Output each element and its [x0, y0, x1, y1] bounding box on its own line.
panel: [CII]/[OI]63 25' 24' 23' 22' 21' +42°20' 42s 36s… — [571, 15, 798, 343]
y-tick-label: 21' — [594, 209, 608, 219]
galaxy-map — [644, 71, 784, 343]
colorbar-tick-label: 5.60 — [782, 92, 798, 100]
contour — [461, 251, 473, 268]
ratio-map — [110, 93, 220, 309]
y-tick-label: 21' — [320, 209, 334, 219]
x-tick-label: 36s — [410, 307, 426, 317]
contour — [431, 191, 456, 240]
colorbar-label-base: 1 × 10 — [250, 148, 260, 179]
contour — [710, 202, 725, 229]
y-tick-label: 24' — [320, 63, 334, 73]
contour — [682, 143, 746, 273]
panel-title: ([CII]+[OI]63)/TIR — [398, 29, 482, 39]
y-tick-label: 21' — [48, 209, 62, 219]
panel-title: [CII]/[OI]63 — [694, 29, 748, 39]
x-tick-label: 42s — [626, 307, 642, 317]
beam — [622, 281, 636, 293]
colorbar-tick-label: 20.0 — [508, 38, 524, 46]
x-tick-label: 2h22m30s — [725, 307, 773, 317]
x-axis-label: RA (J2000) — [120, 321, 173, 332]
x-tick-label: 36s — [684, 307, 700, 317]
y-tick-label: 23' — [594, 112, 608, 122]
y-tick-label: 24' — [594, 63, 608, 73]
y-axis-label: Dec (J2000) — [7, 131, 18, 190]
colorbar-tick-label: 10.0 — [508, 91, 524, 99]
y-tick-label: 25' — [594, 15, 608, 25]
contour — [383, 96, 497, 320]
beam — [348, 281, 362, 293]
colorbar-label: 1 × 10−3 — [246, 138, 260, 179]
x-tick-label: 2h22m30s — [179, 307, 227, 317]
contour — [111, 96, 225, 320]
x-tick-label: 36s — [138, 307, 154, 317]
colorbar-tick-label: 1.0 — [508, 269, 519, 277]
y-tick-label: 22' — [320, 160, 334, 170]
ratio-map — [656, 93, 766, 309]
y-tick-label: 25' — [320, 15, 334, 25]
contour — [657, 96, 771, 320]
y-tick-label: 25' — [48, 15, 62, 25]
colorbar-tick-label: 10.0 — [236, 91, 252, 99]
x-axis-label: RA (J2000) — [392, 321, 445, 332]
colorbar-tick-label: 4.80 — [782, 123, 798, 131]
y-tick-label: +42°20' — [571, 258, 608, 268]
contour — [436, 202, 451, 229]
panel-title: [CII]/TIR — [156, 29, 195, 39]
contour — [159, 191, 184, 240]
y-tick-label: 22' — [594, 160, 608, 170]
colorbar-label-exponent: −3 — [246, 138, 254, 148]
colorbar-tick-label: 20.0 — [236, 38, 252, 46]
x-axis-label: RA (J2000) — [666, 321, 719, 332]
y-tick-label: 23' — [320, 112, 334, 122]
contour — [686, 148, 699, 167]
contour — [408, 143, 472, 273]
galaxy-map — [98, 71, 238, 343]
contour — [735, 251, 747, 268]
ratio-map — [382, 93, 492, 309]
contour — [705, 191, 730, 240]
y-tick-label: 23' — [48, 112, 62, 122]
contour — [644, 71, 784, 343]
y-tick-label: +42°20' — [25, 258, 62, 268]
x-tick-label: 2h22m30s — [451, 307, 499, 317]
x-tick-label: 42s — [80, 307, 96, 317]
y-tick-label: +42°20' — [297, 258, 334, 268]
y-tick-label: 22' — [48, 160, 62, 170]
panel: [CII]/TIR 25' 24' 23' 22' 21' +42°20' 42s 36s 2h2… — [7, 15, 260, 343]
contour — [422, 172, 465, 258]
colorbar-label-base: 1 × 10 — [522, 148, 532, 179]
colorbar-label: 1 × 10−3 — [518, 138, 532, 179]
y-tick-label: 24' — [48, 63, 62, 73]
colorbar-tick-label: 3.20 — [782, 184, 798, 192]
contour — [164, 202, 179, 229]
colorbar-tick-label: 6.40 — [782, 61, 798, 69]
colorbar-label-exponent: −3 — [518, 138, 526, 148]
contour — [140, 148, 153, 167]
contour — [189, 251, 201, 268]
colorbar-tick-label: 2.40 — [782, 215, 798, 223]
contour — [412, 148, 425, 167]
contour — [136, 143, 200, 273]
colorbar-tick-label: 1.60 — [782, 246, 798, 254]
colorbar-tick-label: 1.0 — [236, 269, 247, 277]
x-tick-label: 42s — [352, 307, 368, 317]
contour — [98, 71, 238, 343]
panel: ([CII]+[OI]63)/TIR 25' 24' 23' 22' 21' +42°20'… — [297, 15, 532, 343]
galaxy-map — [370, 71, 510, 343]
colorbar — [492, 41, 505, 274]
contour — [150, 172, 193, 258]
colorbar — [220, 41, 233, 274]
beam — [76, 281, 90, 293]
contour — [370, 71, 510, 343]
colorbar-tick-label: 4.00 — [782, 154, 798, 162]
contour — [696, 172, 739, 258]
──────────────────────────────
WRITTEN REQUEST - Copy out every line above with no changes at all.

EXERCISE SOLUTION -
Output each element and its [x0, y0, x1, y1] bounding box on its own line.
panel: [CII]/[OI]63 25' 24' 23' 22' 21' +42°20' 42s 36s… — [571, 15, 798, 343]
y-tick-label: 21' — [594, 209, 608, 219]
galaxy-map — [644, 71, 784, 343]
colorbar-tick-label: 5.60 — [782, 92, 798, 100]
contour — [461, 251, 473, 268]
ratio-map — [110, 93, 220, 309]
y-tick-label: 21' — [320, 209, 334, 219]
x-tick-label: 36s — [410, 307, 426, 317]
contour — [431, 191, 456, 240]
colorbar-label-base: 1 × 10 — [250, 148, 260, 179]
contour — [710, 202, 725, 229]
y-tick-label: 24' — [320, 63, 334, 73]
contour — [682, 143, 746, 273]
panel-title: ([CII]+[OI]63)/TIR — [398, 29, 482, 39]
y-tick-label: 21' — [48, 209, 62, 219]
panel-title: [CII]/[OI]63 — [694, 29, 748, 39]
x-tick-label: 42s — [626, 307, 642, 317]
beam — [622, 281, 636, 293]
colorbar-tick-label: 20.0 — [508, 38, 524, 46]
x-tick-label: 2h22m30s — [725, 307, 773, 317]
x-axis-label: RA (J2000) — [120, 321, 173, 332]
x-tick-label: 36s — [684, 307, 700, 317]
y-tick-label: 23' — [594, 112, 608, 122]
y-tick-label: 24' — [594, 63, 608, 73]
y-axis-label: Dec (J2000) — [7, 131, 18, 190]
colorbar-tick-label: 10.0 — [508, 91, 524, 99]
y-tick-label: 25' — [594, 15, 608, 25]
contour — [383, 96, 497, 320]
beam — [348, 281, 362, 293]
colorbar-label: 1 × 10−3 — [246, 138, 260, 179]
x-tick-label: 2h22m30s — [179, 307, 227, 317]
contour — [111, 96, 225, 320]
x-tick-label: 36s — [138, 307, 154, 317]
colorbar-tick-label: 1.0 — [508, 269, 519, 277]
y-tick-label: 22' — [320, 160, 334, 170]
ratio-map — [656, 93, 766, 309]
y-tick-label: 25' — [320, 15, 334, 25]
contour — [657, 96, 771, 320]
y-tick-label: 25' — [48, 15, 62, 25]
colorbar-tick-label: 10.0 — [236, 91, 252, 99]
x-axis-label: RA (J2000) — [392, 321, 445, 332]
colorbar-tick-label: 4.80 — [782, 123, 798, 131]
y-tick-label: +42°20' — [571, 258, 608, 268]
contour — [436, 202, 451, 229]
panel-title: [CII]/TIR — [156, 29, 195, 39]
contour — [159, 191, 184, 240]
y-tick-label: 22' — [594, 160, 608, 170]
colorbar-label-exponent: −3 — [246, 138, 254, 148]
colorbar-tick-label: 20.0 — [236, 38, 252, 46]
x-axis-label: RA (J2000) — [666, 321, 719, 332]
y-tick-label: 23' — [320, 112, 334, 122]
contour — [686, 148, 699, 167]
contour — [408, 143, 472, 273]
galaxy-map — [98, 71, 238, 343]
contour — [735, 251, 747, 268]
ratio-map — [382, 93, 492, 309]
contour — [705, 191, 730, 240]
y-tick-label: 23' — [48, 112, 62, 122]
contour — [644, 71, 784, 343]
y-tick-label: +42°20' — [25, 258, 62, 268]
x-tick-label: 2h22m30s — [451, 307, 499, 317]
x-tick-label: 42s — [80, 307, 96, 317]
y-tick-label: +42°20' — [297, 258, 334, 268]
y-tick-label: 22' — [48, 160, 62, 170]
panel: [CII]/TIR 25' 24' 23' 22' 21' +42°20' 42s 36s 2h2… — [7, 15, 260, 343]
contour — [422, 172, 465, 258]
colorbar-label-base: 1 × 10 — [522, 148, 532, 179]
colorbar-label: 1 × 10−3 — [518, 138, 532, 179]
y-tick-label: 24' — [48, 63, 62, 73]
colorbar-tick-label: 3.20 — [782, 184, 798, 192]
contour — [164, 202, 179, 229]
colorbar-tick-label: 6.40 — [782, 61, 798, 69]
colorbar-label-exponent: −3 — [518, 138, 526, 148]
contour — [140, 148, 153, 167]
contour — [189, 251, 201, 268]
colorbar-tick-label: 2.40 — [782, 215, 798, 223]
contour — [412, 148, 425, 167]
contour — [136, 143, 200, 273]
colorbar-tick-label: 1.60 — [782, 246, 798, 254]
colorbar-tick-label: 1.0 — [236, 269, 247, 277]
x-tick-label: 42s — [352, 307, 368, 317]
contour — [98, 71, 238, 343]
panel: ([CII]+[OI]63)/TIR 25' 24' 23' 22' 21' +42°20'… — [297, 15, 532, 343]
galaxy-map — [370, 71, 510, 343]
colorbar — [492, 41, 505, 274]
contour — [150, 172, 193, 258]
colorbar — [220, 41, 233, 274]
beam — [76, 281, 90, 293]
contour — [370, 71, 510, 343]
colorbar-tick-label: 4.00 — [782, 154, 798, 162]
contour — [696, 172, 739, 258]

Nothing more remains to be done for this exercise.